Exclude any images and output the remaining records exactly.

Dataset entries
┄┄┄┄┄┄┄┄┄┄┄┄┄┄┄┄┄┄┄┄

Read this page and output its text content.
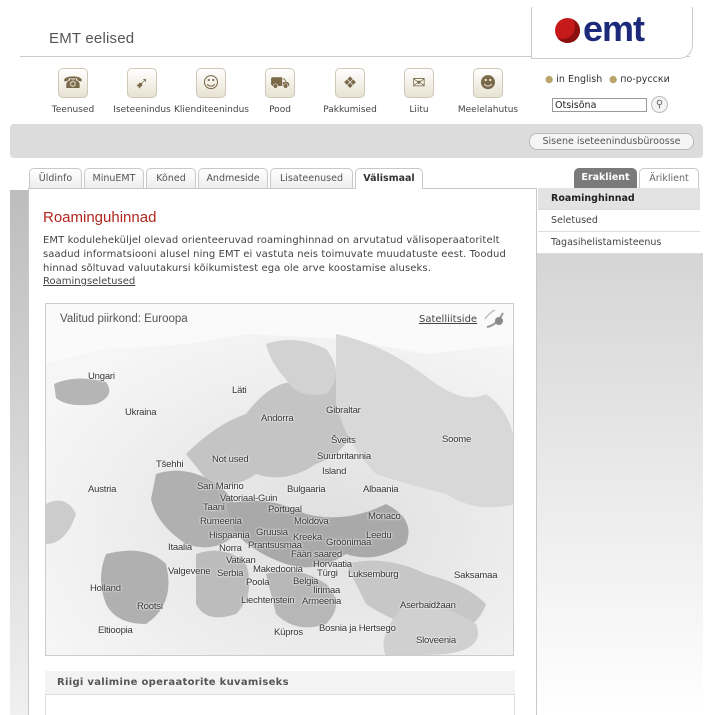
EMT eelised	emt
☎
Teenused
➹
Iseteenindus
☺
Klienditeenindus
⛟
Pood
❖
Pakkumised
✉
Liitu
☻
Meelelahutus
● in English ● по-русски
Otsisõna
⚲
Sisene iseteenindusbüroosse
Üldinfo	MinuEMT	Kõned	Andmeside	Lisateenused	Välismaal	Eraklient	Äriklient
Roaminghinnad
Seletused
Tagasihelistamisteenus
Roaminguhinnad
EMT koduleheküljel olevad orienteeruvad roaminghinnad on arvutatud välisoperaatoritelt saadud informatsiooni alusel ning EMT ei vastuta neis toimuvate muudatuste eest. Toodud hinnad sõltuvad valuutakursi kõikumistest ega ole arve koostamise aluseks.
Roamingseletused
Valitud piirkond: Euroopa	Satelliitside
Ungari
Läti
Ukraina
Andorra
Gibraltar
Šveits	Soome
Suurbritannia
Tšehhi	Not used
Island
Austria	San Marino	Bulgaaria	Albaania
Vatoriaal-Guin
Taani	Portugal
Monaco
Rumeenia	Moldova
Gruusia
Hispaania	Kreeka	Leedu
Itaalia	Norra Prantsusmaa	Gröönimaa
Vatikan
Fääri saared
Horvaatia
Valgevene	Makedoonia Türgi Luksemburg	Saksamaa
Serbia
Poola Belgia
Holland	Iirimaa
Rootsi
Liechtenstein Armeenia	Aserbaidžaan
Eltioopia	Küpros Bosnia ja Hertsego
Sloveenia
Riigi valimine operaatorite kuvamiseks
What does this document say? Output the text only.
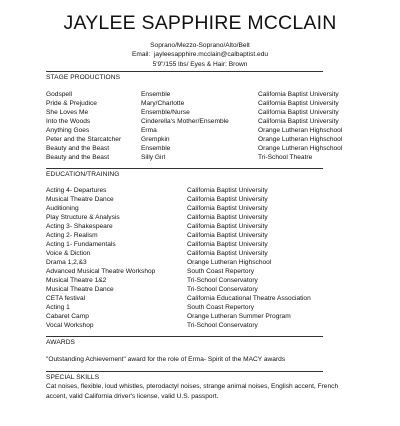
JAYLEE SAPPHIRE MCCLAIN
Soprano/Mezzo-Soprano/Alto/Belt
Email: jayleesapphire.mcclain@calbaptist.edu
5'9"/155 lbs/ Eyes & Hair: Brown
STAGE PRODUCTIONS
Godspell	Ensemble	California Baptist University
Pride & Prejudice	Mary/Charlotte	California Baptist University
She Loves Me	Ensemble/Nurse	California Baptist University
Into the Woods	Cinderella's Mother/Ensemble	California Baptist University
Anything Goes	Erma	Orange Lutheran Highschool
Peter and the Starcatcher	Grempkin	Orange Lutheran Highschool
Beauty and the Beast	Ensemble	Orange Lutheran Highschool
Beauty and the Beast	Silly Girl	Tri-School Theatre
EDUCATION/TRAINING
Acting 4- Departures	California Baptist University
Musical Theatre Dance	California Baptist University
Auditioning	California Baptist University
Play Structure & Analysis	California Baptist University
Acting 3- Shakespeare	California Baptist University
Acting 2- Realism	California Baptist University
Acting 1- Fundamentals	California Baptist University
Voice & Diction	California Baptist University
Drama 1,2,&3	Orange Lutheran Highschool
Advanced Musical Theatre Workshop	South Coast Repertory
Musical Theatre 1&2	Tri-School Conservatory
Musical Theatre Dance	Tri-School Conservatory
CETA festival	California Educational Theatre Association
Acting 1	South Coast Repertory
Cabaret Camp	Orange Lutheran Summer Program
Vocal Workshop	Tri-School Conservatory
AWARDS
"Outstanding Achievement" award for the role of Erma- Spirit of the MACY awards
SPECIAL SKILLS
Cat noises, flexible, loud whistles, pterodactyl noises, strange animal noises, English accent, French accent, valid California driver's license, valid U.S. passport.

┄┄┄┄┄┄┄┄┄┄┄┄┄┄┄┄┄┄┄┄

-- OUTPUT FOR THIS TASK --
Read this page and output its text content.
EMT eelised	emt
☎
Teenused
➹
Iseteenindus
☺
Klienditeenindus
⛟
Pood
❖
Pakkumised
✉
Liitu
☻
Meelelahutus
● in English ● по-русски
Otsisõna
⚲
Sisene iseteenindusbüroosse
Üldinfo	MinuEMT	Kõned	Andmeside	Lisateenused	Välismaal	Eraklient	Äriklient
Roaminghinnad
Seletused
Tagasihelistamisteenus
Roaminguhinnad
EMT koduleheküljel olevad orienteeruvad roaminghinnad on arvutatud välisoperaatoritelt saadud informatsiooni alusel ning EMT ei vastuta neis toimuvate muudatuste eest. Toodud hinnad sõltuvad valuutakursi kõikumistest ega ole arve koostamise aluseks.
Roamingseletused
Valitud piirkond: Euroopa	Satelliitside
Ungari
Läti
Ukraina
Andorra
Gibraltar
Šveits	Soome
Suurbritannia
Tšehhi	Not used
Island
Austria	San Marino	Bulgaaria	Albaania
Vatoriaal-Guin
Taani	Portugal
Monaco
Rumeenia	Moldova
Gruusia
Hispaania	Kreeka	Leedu
Itaalia	Norra Prantsusmaa	Gröönimaa
Vatikan
Fääri saared
Horvaatia
Valgevene	Makedoonia Türgi Luksemburg	Saksamaa
Serbia
Poola Belgia
Holland	Iirimaa
Rootsi
Liechtenstein Armeenia	Aserbaidžaan
Eltioopia	Küpros Bosnia ja Hertsego
Sloveenia
Riigi valimine operaatorite kuvamiseks
What does this document say? Output the text only.
JAYLEE SAPPHIRE MCCLAIN
Soprano/Mezzo-Soprano/Alto/Belt
Email: jayleesapphire.mcclain@calbaptist.edu
5'9"/155 lbs/ Eyes & Hair: Brown
STAGE PRODUCTIONS
Godspell	Ensemble	California Baptist University
Pride & Prejudice	Mary/Charlotte	California Baptist University
She Loves Me	Ensemble/Nurse	California Baptist University
Into the Woods	Cinderella's Mother/Ensemble	California Baptist University
Anything Goes	Erma	Orange Lutheran Highschool
Peter and the Starcatcher	Grempkin	Orange Lutheran Highschool
Beauty and the Beast	Ensemble	Orange Lutheran Highschool
Beauty and the Beast	Silly Girl	Tri-School Theatre
EDUCATION/TRAINING
Acting 4- Departures	California Baptist University
Musical Theatre Dance	California Baptist University
Auditioning	California Baptist University
Play Structure & Analysis	California Baptist University
Acting 3- Shakespeare	California Baptist University
Acting 2- Realism	California Baptist University
Acting 1- Fundamentals	California Baptist University
Voice & Diction	California Baptist University
Drama 1,2,&3	Orange Lutheran Highschool
Advanced Musical Theatre Workshop	South Coast Repertory
Musical Theatre 1&2	Tri-School Conservatory
Musical Theatre Dance	Tri-School Conservatory
CETA festival	California Educational Theatre Association
Acting 1	South Coast Repertory
Cabaret Camp	Orange Lutheran Summer Program
Vocal Workshop	Tri-School Conservatory
AWARDS
"Outstanding Achievement" award for the role of Erma- Spirit of the MACY awards
SPECIAL SKILLS
Cat noises, flexible, loud whistles, pterodactyl noises, strange animal noises, English accent, French accent, valid California driver's license, valid U.S. passport.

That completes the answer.